Objective -> Using the listing below, extract each line that has the word "this" in it.

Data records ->
* * *
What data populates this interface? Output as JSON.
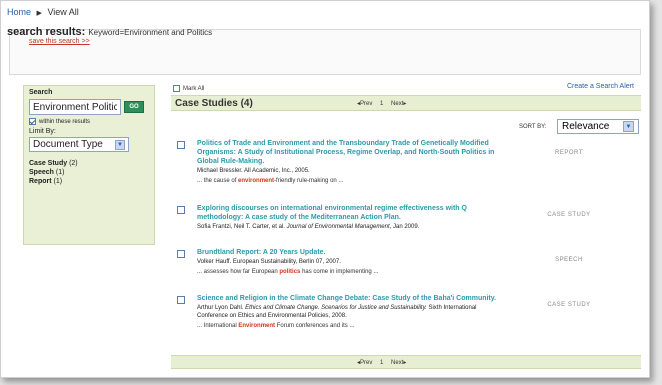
{
  "breadcrumb": {
    "home": "Home",
    "separator": "▶",
    "current": "View All"
  },
  "header": {
    "title": "search results:",
    "keyword_text": "Keyword=Environment and Politics",
    "save_link": "save this search >>"
  },
  "sidebar": {
    "search_label": "Search",
    "search_value": "Environment Politics",
    "go_label": "GO",
    "within_label": "within these results",
    "within_checked": true,
    "limit_label": "Limit By:",
    "limit_value": "Document Type",
    "facets": [
      {
        "name": "Case Study",
        "count": "(2)"
      },
      {
        "name": "Speech",
        "count": "(1)"
      },
      {
        "name": "Report",
        "count": "(1)"
      }
    ]
  },
  "toolbar": {
    "mark_all": "Mark All",
    "create_alert": "Create a Search Alert",
    "category_title": "Case Studies (4)",
    "prev": "◂Prev",
    "page": "1",
    "next": "Next▸",
    "sort_label": "SORT BY:",
    "sort_value": "Relevance"
  },
  "results": [
    {
      "title": "Politics of Trade and Environment and the Transboundary Trade of Genetically Modified Organisms: A Study of Institutional Process, Regime Overlap, and North-South Politics in Global Rule-Making.",
      "meta": "Michael Bressler. All Academic, Inc., 2005.",
      "snippet_before": "... the cause of ",
      "snippet_hl": "environment",
      "snippet_after": "-friendly rule-making on ...",
      "type": "REPORT"
    },
    {
      "title": "Exploring discourses on international environmental regime effectiveness with Q methodology: A case study of the Mediterranean Action Plan.",
      "meta_before": "Sofia Frantzi, Neil T. Carter, et al. ",
      "meta_italic": "Journal of Environmental Management",
      "meta_after": ", Jan 2009.",
      "type": "CASE STUDY"
    },
    {
      "title": "Brundtland Report: A 20 Years Update.",
      "meta": "Volker Hauff. European Sustainability, Berlin 07, 2007.",
      "snippet_before": "... assesses how far European ",
      "snippet_hl": "politics",
      "snippet_after": " has come in implementing ...",
      "type": "SPEECH"
    },
    {
      "title": "Science and Religion in the Climate Change Debate: Case Study of the Baha'i Community.",
      "meta_before": "Arthur Lyon Dahl. ",
      "meta_italic": "Ethics and Climate Change. Scenarios for Justice and Sustainability.",
      "meta_after": " Sixth International Conference on Ethics and Environmental Policies, 2008.",
      "snippet_before": "... International ",
      "snippet_hl": "Environment",
      "snippet_after": " Forum conferences and its ...",
      "type": "CASE STUDY"
    }
  ]
}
* * *
Answer for the task ->
What data populates this interface? Output as JSON.
    "save_link": "save this search >>"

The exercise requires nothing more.